## begin Supplied information

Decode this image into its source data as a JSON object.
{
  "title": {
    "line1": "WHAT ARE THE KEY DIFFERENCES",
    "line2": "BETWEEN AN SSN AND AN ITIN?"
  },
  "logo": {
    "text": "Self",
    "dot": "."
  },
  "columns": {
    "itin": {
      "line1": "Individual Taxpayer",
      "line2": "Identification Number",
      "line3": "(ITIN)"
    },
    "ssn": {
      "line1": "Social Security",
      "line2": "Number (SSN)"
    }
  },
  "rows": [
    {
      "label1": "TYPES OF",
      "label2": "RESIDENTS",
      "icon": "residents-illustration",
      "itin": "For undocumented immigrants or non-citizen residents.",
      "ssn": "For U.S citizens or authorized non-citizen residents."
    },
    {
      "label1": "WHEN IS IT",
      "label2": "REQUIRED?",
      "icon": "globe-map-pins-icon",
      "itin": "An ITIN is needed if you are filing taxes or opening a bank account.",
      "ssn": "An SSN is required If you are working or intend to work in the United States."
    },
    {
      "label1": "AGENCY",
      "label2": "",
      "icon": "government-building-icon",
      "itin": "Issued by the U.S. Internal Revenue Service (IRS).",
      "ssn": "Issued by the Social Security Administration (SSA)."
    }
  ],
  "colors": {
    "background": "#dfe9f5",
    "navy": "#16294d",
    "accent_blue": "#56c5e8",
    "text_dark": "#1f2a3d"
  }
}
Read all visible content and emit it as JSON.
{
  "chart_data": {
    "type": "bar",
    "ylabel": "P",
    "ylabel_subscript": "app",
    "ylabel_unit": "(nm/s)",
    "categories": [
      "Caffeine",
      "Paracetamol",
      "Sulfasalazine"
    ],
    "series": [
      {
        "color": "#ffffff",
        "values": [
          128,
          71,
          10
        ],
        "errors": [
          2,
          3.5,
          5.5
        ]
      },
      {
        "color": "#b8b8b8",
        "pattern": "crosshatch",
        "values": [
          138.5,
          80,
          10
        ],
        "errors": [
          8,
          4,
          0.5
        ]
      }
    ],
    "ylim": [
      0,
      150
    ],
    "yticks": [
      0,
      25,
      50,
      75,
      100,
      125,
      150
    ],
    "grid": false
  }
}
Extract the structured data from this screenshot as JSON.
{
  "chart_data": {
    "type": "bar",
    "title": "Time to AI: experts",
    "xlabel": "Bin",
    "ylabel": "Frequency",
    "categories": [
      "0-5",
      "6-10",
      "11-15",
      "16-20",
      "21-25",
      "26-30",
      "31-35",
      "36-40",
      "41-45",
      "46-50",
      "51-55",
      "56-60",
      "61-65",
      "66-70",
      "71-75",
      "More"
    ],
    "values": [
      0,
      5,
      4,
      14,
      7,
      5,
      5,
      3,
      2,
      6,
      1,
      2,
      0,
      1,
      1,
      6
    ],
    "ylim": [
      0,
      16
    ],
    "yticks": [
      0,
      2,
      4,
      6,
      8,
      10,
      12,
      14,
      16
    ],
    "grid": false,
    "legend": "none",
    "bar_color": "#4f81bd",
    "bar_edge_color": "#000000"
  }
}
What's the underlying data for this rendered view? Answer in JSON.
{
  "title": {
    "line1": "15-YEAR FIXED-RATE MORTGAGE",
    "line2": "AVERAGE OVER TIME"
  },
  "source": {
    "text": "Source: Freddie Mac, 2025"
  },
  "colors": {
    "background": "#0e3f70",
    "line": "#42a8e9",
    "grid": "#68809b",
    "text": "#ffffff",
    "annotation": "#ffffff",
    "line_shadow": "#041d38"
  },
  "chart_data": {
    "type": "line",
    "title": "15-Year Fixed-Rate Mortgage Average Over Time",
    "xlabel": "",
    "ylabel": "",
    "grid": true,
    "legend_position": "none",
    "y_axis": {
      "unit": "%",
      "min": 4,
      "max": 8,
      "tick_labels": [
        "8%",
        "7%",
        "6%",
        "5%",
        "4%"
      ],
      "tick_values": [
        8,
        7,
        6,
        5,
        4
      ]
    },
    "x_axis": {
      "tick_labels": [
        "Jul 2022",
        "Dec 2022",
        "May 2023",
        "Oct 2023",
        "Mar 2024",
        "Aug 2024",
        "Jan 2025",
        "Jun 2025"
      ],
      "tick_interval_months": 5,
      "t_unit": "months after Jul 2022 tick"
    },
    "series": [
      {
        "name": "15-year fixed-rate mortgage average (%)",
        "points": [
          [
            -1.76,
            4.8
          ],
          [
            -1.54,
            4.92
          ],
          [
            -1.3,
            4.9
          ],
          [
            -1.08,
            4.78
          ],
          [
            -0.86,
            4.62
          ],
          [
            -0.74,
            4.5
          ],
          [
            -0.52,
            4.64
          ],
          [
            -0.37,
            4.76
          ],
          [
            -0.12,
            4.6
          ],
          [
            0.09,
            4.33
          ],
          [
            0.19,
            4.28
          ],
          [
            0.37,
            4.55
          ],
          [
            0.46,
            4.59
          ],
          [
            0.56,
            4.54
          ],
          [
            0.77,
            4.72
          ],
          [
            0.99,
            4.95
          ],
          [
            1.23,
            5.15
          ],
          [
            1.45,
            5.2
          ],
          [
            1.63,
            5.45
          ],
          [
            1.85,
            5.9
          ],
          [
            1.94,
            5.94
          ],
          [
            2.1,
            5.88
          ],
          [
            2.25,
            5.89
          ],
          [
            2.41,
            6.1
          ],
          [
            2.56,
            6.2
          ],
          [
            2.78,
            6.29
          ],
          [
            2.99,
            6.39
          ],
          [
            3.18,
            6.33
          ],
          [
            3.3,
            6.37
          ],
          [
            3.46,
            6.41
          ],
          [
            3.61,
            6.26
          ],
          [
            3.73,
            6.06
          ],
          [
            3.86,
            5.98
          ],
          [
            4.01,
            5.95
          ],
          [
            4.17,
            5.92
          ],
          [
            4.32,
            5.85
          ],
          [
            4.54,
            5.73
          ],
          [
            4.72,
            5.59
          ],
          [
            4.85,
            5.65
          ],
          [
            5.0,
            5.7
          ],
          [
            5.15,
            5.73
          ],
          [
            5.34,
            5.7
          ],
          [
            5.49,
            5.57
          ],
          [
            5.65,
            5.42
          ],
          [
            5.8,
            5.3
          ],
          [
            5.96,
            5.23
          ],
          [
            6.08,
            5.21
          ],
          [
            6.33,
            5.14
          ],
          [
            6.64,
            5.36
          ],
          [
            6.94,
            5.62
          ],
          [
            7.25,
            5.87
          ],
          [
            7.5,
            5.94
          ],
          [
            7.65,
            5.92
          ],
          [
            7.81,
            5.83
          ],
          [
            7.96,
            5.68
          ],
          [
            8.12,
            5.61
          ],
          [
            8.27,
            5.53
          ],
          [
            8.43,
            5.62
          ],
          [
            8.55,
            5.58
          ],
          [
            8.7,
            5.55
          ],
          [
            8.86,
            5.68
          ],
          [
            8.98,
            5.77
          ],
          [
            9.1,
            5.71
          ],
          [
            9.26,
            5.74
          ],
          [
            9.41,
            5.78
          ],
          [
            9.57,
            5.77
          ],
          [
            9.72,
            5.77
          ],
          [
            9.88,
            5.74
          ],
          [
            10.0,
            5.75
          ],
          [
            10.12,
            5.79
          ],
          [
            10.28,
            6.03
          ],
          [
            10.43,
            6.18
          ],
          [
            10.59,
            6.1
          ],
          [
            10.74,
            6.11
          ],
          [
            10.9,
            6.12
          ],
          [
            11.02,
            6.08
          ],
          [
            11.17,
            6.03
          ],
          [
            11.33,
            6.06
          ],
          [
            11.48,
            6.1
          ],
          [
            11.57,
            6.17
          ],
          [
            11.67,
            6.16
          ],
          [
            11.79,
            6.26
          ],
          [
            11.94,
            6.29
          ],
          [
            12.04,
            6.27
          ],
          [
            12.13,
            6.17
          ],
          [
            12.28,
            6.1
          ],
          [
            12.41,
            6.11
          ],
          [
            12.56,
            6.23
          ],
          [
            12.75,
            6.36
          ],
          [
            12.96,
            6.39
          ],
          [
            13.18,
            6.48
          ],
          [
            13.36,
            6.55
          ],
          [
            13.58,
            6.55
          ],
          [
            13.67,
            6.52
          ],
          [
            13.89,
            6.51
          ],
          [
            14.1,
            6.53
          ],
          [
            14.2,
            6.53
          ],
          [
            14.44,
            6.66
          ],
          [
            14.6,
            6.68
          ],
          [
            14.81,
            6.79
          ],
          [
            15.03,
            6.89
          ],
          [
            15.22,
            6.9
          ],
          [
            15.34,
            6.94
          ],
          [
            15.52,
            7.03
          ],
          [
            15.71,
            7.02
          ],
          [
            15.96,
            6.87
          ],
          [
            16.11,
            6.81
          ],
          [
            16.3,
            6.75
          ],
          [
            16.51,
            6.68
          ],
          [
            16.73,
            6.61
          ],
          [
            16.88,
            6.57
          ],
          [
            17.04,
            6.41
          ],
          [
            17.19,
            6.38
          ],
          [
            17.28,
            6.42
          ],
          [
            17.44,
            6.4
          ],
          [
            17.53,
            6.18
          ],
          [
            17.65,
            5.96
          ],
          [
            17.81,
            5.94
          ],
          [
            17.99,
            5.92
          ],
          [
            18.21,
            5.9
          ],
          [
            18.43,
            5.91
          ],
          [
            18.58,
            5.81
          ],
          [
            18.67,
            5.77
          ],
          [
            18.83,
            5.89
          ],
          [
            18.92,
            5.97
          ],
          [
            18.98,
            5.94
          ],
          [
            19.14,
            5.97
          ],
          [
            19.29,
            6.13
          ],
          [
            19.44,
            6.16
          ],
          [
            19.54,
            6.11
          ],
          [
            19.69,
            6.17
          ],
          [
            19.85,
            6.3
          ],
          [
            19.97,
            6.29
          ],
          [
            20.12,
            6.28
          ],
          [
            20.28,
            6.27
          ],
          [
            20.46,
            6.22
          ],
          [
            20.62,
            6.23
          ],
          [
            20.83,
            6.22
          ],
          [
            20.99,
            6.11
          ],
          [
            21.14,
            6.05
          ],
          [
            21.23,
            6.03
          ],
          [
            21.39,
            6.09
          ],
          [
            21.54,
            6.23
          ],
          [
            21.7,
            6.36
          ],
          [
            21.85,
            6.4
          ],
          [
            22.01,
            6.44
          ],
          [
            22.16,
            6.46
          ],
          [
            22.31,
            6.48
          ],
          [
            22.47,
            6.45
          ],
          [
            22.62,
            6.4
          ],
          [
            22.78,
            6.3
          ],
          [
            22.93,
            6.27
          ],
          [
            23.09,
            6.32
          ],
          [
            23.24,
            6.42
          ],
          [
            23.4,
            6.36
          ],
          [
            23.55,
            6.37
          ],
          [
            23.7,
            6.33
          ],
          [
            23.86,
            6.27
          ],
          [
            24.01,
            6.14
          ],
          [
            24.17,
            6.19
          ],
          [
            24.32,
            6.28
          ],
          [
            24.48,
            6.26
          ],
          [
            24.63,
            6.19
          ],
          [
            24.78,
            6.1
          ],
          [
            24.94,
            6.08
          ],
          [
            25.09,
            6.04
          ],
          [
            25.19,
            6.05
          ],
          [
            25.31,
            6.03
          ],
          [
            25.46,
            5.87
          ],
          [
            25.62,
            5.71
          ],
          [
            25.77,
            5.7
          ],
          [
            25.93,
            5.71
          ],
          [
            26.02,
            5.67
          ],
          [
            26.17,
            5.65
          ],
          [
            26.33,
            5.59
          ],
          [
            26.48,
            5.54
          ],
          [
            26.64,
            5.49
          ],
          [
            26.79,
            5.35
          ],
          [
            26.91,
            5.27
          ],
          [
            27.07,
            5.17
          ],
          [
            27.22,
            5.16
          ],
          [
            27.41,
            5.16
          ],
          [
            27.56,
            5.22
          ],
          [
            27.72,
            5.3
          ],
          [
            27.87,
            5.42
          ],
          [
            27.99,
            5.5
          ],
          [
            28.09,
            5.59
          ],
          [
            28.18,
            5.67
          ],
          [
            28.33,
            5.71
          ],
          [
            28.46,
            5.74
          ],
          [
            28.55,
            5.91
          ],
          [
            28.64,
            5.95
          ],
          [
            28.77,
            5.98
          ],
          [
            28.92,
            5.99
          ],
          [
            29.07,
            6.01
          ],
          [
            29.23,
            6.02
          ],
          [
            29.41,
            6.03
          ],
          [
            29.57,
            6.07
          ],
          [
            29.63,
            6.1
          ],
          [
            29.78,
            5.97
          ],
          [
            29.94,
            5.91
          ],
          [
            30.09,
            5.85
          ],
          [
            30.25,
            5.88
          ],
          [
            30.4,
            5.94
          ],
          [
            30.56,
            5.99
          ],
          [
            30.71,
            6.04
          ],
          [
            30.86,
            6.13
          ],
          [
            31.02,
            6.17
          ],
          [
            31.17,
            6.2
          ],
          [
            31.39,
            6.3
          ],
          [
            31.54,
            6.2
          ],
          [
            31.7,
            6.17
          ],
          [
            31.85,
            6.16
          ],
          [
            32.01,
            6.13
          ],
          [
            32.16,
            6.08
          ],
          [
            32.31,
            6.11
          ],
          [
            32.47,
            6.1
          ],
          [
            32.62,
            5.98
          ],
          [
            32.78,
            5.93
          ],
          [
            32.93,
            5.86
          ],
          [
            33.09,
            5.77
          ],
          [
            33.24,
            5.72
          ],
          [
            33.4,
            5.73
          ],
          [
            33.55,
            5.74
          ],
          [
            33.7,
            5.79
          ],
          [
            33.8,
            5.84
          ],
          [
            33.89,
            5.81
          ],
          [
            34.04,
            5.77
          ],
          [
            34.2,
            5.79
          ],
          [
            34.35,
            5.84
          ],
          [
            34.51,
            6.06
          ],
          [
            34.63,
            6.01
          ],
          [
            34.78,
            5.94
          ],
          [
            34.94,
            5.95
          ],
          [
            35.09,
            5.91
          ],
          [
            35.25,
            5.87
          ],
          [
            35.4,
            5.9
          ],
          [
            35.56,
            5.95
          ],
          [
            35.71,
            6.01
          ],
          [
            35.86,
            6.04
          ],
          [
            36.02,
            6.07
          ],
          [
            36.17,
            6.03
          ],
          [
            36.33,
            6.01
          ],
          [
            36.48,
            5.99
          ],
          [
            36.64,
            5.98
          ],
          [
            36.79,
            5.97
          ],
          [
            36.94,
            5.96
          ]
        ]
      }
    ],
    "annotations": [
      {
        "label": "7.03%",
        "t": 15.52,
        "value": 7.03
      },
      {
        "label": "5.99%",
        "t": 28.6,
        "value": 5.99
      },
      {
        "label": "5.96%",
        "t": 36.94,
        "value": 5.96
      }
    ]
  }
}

## end Supplied information

__Task to carry out__
Answer with one number: how many lines in the listing hold "JSON".

__Exercise answer__
4